■ To do
Pictures do not belong in the copy, so please give every entry below again exactly.

■ Records for processing
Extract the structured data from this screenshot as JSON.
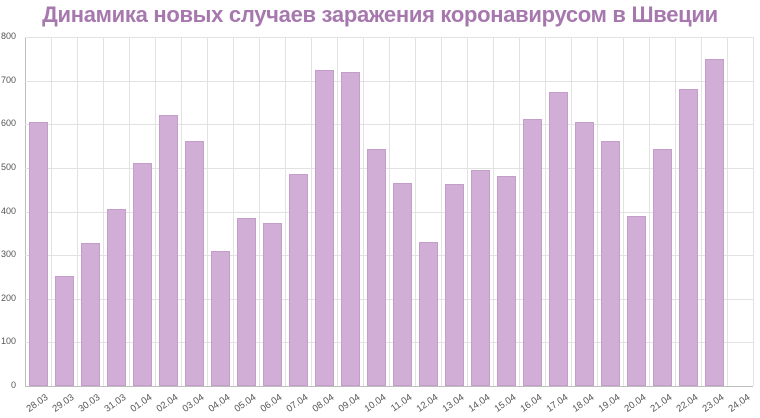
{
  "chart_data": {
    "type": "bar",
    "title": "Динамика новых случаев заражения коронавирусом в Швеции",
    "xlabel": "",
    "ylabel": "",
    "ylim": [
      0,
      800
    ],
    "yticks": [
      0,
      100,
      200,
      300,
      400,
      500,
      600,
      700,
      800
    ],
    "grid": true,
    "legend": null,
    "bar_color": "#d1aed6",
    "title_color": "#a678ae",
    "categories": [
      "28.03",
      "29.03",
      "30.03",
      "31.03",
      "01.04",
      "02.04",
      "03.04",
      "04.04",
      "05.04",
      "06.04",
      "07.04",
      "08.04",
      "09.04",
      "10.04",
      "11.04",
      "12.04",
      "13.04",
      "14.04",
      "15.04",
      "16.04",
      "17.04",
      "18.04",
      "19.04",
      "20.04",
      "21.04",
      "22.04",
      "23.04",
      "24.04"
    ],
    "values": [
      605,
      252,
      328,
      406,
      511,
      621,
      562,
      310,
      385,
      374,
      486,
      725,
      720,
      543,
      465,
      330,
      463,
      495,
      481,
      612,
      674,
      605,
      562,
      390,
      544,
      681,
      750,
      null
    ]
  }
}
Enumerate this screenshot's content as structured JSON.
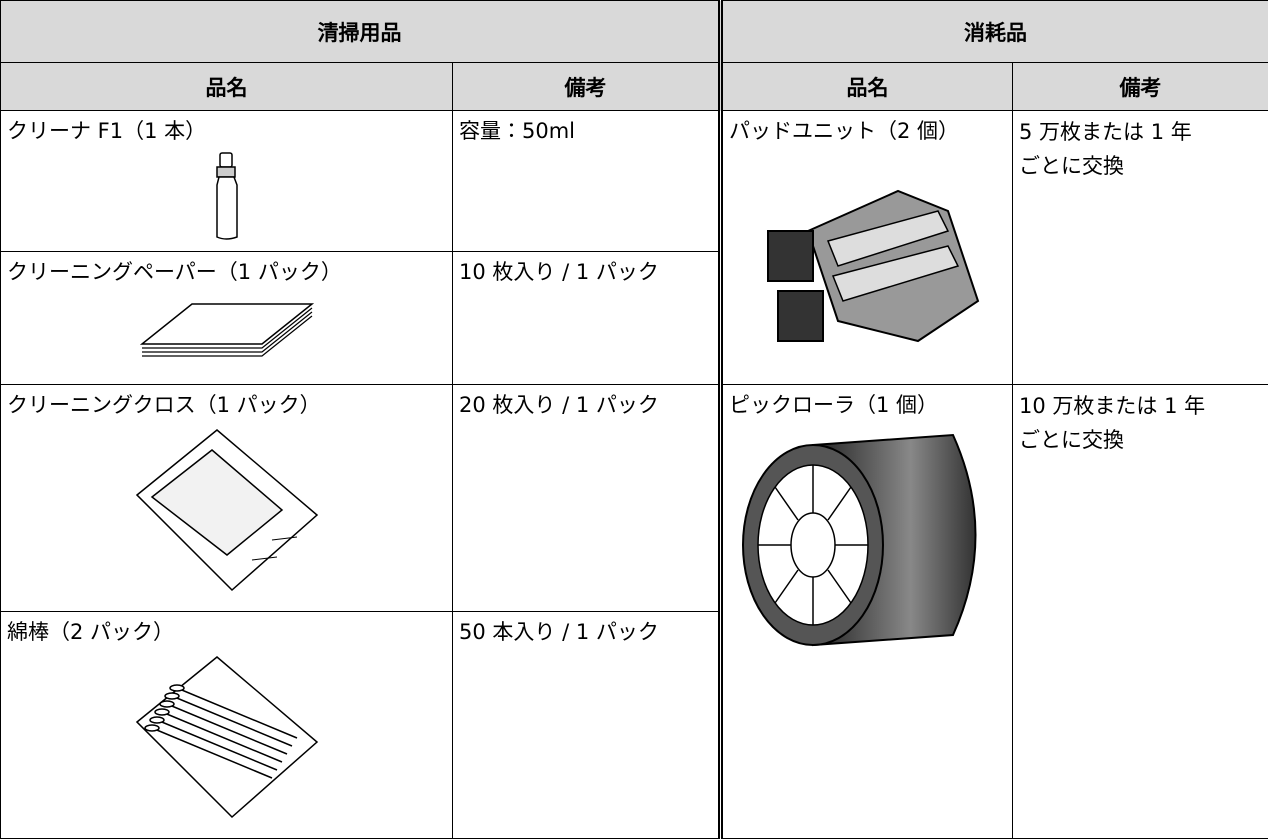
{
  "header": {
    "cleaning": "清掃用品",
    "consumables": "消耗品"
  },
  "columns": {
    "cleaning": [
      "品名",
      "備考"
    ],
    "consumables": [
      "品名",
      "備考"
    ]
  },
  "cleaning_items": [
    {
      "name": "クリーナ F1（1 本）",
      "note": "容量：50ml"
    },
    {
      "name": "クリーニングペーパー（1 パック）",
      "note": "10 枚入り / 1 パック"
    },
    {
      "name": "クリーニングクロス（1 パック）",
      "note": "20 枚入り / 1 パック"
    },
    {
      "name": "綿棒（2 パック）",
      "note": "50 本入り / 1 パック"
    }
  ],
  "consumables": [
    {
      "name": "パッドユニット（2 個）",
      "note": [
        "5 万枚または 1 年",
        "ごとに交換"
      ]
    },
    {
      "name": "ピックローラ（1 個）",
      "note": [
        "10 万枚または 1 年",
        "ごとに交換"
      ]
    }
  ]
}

■ Written answer
Extract the structured data from this screenshot as JSON.
{
  "chart_data": {
    "type": "bar",
    "title": "Динамика новых случаев заражения коронавирусом в Швеции",
    "xlabel": "",
    "ylabel": "",
    "ylim": [
      0,
      800
    ],
    "yticks": [
      0,
      100,
      200,
      300,
      400,
      500,
      600,
      700,
      800
    ],
    "grid": true,
    "legend": null,
    "bar_color": "#d1aed6",
    "title_color": "#a678ae",
    "categories": [
      "28.03",
      "29.03",
      "30.03",
      "31.03",
      "01.04",
      "02.04",
      "03.04",
      "04.04",
      "05.04",
      "06.04",
      "07.04",
      "08.04",
      "09.04",
      "10.04",
      "11.04",
      "12.04",
      "13.04",
      "14.04",
      "15.04",
      "16.04",
      "17.04",
      "18.04",
      "19.04",
      "20.04",
      "21.04",
      "22.04",
      "23.04",
      "24.04"
    ],
    "values": [
      605,
      252,
      328,
      406,
      511,
      621,
      562,
      310,
      385,
      374,
      486,
      725,
      720,
      543,
      465,
      330,
      463,
      495,
      481,
      612,
      674,
      605,
      562,
      390,
      544,
      681,
      750,
      null
    ]
  }
}
Enumerate this screenshot's content as structured JSON.
{
  "header": {
    "cleaning": "清掃用品",
    "consumables": "消耗品"
  },
  "columns": {
    "cleaning": [
      "品名",
      "備考"
    ],
    "consumables": [
      "品名",
      "備考"
    ]
  },
  "cleaning_items": [
    {
      "name": "クリーナ F1（1 本）",
      "note": "容量：50ml"
    },
    {
      "name": "クリーニングペーパー（1 パック）",
      "note": "10 枚入り / 1 パック"
    },
    {
      "name": "クリーニングクロス（1 パック）",
      "note": "20 枚入り / 1 パック"
    },
    {
      "name": "綿棒（2 パック）",
      "note": "50 本入り / 1 パック"
    }
  ],
  "consumables": [
    {
      "name": "パッドユニット（2 個）",
      "note": [
        "5 万枚または 1 年",
        "ごとに交換"
      ]
    },
    {
      "name": "ピックローラ（1 個）",
      "note": [
        "10 万枚または 1 年",
        "ごとに交換"
      ]
    }
  ]
}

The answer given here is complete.